**Problem to work on**
Locate the string "Creates" throughout the material and copy every line in which it occurs.

**Information supplied**
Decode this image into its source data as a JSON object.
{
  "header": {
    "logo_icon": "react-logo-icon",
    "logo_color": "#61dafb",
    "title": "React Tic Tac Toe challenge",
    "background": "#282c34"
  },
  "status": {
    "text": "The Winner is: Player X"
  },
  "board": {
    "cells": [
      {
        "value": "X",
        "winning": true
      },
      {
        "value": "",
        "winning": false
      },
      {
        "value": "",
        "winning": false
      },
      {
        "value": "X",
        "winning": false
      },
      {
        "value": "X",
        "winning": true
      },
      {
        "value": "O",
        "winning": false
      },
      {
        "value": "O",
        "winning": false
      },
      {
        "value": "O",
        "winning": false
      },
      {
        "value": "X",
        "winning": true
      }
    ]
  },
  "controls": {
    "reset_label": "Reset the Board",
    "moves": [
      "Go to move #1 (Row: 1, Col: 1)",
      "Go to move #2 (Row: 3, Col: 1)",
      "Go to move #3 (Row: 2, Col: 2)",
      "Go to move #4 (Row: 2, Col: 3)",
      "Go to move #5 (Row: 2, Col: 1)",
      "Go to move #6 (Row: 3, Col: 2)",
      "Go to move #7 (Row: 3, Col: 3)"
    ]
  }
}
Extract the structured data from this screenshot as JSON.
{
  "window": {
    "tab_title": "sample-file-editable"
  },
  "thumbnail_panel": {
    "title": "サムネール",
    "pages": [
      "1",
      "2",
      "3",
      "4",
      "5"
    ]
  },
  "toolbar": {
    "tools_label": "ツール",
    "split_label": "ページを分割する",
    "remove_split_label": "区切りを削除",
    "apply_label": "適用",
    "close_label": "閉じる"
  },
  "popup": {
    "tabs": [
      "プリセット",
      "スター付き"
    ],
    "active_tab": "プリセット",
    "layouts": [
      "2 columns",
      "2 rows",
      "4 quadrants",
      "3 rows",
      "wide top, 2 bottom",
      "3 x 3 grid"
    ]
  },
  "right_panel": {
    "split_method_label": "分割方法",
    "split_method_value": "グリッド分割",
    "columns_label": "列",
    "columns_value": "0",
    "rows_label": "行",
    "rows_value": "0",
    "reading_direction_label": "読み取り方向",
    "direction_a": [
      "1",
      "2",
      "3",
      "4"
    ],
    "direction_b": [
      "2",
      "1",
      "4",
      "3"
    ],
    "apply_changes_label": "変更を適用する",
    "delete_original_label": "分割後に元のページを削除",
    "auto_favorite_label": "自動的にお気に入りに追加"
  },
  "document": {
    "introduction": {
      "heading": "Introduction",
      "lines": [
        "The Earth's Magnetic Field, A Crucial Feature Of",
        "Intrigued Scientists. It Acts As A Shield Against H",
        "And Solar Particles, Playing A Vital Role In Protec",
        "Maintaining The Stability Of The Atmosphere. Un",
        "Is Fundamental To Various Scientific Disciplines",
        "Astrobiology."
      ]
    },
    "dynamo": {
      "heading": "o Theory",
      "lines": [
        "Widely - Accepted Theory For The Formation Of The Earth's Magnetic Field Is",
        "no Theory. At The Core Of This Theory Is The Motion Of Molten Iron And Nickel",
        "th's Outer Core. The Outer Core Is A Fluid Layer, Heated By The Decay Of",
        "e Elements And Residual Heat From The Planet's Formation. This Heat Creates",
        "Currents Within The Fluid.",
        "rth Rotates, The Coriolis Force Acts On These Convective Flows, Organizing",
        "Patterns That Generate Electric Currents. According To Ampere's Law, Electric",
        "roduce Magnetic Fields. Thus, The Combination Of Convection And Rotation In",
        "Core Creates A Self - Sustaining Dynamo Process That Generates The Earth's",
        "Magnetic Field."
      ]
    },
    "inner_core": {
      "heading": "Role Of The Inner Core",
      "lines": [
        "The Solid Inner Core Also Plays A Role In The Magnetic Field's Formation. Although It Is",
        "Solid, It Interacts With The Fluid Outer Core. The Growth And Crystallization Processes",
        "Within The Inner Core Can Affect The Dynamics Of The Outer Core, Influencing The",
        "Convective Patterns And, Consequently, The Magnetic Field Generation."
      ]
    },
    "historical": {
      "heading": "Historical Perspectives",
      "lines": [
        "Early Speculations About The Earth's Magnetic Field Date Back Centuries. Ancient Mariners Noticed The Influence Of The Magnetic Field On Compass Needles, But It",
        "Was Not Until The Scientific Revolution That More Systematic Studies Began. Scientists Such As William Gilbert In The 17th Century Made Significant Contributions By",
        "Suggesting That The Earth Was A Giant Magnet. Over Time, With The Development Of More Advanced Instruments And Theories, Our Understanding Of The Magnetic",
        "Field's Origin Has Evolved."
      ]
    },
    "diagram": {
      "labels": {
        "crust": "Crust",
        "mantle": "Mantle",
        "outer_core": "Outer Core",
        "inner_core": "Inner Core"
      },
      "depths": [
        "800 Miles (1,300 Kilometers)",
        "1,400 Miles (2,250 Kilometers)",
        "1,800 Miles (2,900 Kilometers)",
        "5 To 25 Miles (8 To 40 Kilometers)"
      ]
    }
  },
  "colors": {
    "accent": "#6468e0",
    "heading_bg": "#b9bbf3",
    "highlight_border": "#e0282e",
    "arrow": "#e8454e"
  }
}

**Task solution**
        "e Elements And Residual Heat From The Planet's Formation. This Heat Creates",
        "Core Creates A Self - Sustaining Dynamo Process That Generates The Earth's",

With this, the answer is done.